List each line of the data that holds the string "scheppach".
===== MATERIAL PROVIDED
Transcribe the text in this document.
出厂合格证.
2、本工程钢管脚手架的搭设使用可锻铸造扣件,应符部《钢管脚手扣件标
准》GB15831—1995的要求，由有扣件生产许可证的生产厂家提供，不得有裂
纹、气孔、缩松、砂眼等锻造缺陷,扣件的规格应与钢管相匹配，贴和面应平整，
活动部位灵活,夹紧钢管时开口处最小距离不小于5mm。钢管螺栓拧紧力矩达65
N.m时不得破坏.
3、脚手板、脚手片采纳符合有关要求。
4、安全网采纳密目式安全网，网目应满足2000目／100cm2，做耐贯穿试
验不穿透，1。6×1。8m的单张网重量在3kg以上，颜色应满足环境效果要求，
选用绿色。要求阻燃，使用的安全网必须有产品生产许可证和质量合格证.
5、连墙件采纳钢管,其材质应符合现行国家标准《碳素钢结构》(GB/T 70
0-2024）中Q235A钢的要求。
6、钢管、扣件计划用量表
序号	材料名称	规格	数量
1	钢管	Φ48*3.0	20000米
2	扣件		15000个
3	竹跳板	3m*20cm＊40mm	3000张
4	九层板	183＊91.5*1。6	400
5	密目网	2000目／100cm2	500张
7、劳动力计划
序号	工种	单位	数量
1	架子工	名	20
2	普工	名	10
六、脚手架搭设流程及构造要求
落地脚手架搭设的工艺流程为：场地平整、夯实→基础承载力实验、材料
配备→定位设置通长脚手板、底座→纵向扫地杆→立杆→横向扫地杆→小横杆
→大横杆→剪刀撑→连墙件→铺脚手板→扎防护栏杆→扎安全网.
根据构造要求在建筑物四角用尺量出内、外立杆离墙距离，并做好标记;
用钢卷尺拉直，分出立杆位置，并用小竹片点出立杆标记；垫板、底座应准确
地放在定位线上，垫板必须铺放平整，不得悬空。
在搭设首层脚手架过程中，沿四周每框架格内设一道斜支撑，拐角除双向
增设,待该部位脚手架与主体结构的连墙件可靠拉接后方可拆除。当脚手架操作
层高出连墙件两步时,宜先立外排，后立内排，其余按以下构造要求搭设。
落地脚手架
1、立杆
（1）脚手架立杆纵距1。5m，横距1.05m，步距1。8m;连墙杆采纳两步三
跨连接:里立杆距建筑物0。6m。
==========
===== MATERIAL PROVIDED
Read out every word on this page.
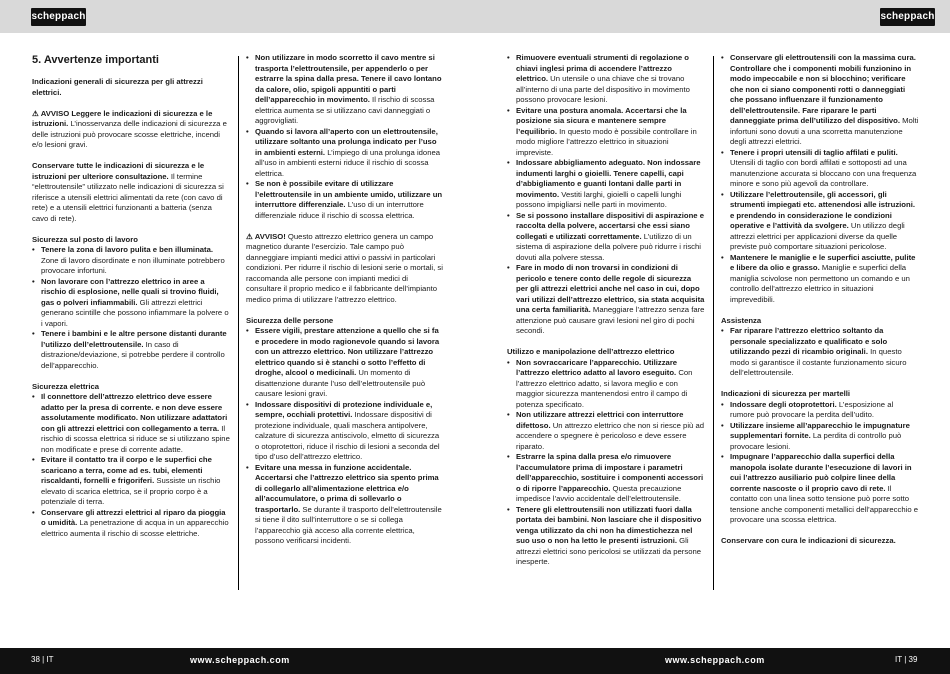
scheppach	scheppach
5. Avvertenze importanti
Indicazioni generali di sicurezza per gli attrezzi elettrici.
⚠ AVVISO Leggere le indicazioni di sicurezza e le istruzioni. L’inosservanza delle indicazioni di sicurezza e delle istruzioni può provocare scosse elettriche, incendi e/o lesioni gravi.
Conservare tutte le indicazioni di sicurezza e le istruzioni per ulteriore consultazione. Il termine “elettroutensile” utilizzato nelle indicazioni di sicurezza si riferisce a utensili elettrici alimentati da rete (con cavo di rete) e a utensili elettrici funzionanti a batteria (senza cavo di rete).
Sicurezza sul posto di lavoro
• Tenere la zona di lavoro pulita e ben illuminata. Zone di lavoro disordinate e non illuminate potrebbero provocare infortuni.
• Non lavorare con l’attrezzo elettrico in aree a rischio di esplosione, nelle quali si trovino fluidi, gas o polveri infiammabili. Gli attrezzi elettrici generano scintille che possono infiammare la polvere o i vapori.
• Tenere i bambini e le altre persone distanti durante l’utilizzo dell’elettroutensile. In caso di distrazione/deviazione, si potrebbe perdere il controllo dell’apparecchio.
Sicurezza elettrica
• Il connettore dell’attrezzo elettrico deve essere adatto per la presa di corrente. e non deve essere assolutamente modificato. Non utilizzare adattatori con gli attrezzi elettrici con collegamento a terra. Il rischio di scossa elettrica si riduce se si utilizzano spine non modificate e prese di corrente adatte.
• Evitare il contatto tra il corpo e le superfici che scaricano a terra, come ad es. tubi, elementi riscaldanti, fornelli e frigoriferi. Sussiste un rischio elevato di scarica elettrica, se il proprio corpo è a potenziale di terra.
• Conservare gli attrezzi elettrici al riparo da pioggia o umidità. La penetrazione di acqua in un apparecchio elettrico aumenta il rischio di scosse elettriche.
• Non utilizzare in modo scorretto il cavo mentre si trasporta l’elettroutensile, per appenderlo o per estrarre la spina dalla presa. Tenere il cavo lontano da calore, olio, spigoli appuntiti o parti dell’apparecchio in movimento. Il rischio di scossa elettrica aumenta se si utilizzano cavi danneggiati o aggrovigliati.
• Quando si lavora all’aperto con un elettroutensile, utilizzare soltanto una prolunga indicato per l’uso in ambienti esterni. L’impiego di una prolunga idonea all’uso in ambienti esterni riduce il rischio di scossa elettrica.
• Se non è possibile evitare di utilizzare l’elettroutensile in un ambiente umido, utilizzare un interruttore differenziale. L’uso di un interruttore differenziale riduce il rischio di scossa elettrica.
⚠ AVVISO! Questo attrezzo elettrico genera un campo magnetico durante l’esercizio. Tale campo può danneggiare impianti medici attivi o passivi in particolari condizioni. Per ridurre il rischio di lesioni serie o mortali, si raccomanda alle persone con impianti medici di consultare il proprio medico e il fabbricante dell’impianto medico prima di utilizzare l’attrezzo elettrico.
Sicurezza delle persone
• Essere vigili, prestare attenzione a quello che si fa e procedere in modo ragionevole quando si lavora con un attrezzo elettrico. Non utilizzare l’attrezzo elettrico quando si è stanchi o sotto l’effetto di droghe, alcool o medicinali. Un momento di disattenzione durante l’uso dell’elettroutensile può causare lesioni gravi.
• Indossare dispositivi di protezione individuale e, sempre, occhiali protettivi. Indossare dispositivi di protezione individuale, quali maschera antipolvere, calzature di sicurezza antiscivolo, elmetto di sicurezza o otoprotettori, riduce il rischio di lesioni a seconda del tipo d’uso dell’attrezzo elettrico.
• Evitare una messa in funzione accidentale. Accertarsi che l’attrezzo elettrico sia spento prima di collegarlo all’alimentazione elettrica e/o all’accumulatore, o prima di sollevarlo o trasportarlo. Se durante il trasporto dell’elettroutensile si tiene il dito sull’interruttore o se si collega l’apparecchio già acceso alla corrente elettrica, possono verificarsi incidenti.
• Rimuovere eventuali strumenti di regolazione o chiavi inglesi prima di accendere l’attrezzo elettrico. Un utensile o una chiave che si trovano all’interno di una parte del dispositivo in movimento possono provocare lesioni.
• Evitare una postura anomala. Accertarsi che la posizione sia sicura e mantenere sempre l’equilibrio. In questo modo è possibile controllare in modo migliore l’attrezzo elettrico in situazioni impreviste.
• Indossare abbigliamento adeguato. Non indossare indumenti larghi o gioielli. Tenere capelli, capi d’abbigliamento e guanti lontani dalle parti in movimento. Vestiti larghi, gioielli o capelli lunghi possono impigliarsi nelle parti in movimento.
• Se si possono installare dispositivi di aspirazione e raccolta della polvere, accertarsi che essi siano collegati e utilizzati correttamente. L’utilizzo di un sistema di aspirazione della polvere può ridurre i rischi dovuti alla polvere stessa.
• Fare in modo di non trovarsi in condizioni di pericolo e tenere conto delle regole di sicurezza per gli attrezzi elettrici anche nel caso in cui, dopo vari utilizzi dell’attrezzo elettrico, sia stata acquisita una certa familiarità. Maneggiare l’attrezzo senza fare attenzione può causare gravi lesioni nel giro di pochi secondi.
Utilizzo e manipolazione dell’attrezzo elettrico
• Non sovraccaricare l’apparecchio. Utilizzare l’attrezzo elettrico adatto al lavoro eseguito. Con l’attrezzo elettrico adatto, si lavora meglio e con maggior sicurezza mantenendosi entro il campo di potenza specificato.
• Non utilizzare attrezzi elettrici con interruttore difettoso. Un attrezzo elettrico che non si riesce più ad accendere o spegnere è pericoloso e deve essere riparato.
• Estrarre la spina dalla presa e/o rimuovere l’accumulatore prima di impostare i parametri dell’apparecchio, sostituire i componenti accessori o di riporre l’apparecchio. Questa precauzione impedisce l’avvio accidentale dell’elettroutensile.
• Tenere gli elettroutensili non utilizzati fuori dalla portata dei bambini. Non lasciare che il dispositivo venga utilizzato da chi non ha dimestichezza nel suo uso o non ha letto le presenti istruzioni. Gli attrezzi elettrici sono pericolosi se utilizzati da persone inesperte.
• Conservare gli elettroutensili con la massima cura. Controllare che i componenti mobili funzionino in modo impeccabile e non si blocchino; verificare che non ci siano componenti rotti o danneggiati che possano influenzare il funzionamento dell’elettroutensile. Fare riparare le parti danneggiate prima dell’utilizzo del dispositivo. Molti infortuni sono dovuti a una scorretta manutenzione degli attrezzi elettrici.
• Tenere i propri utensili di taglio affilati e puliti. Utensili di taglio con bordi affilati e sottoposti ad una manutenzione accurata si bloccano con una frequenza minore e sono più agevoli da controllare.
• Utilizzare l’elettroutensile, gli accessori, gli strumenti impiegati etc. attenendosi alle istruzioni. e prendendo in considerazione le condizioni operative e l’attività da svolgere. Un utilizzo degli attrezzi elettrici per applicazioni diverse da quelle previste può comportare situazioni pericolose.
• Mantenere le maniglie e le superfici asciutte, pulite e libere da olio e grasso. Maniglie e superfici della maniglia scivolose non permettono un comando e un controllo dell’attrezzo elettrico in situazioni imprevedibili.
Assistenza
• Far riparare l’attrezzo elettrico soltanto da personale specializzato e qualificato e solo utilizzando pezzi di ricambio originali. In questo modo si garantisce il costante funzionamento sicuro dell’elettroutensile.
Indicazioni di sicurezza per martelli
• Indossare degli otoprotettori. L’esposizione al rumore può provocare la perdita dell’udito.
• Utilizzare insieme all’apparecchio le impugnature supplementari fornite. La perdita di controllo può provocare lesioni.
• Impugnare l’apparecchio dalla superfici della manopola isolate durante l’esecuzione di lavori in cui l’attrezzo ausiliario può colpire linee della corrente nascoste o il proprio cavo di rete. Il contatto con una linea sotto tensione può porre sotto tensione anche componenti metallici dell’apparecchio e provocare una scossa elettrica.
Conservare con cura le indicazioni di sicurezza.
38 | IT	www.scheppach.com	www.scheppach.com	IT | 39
==========
ANSWER TO THE TASK:
scheppach	scheppach
38 | IT	www.scheppach.com	www.scheppach.com	IT | 39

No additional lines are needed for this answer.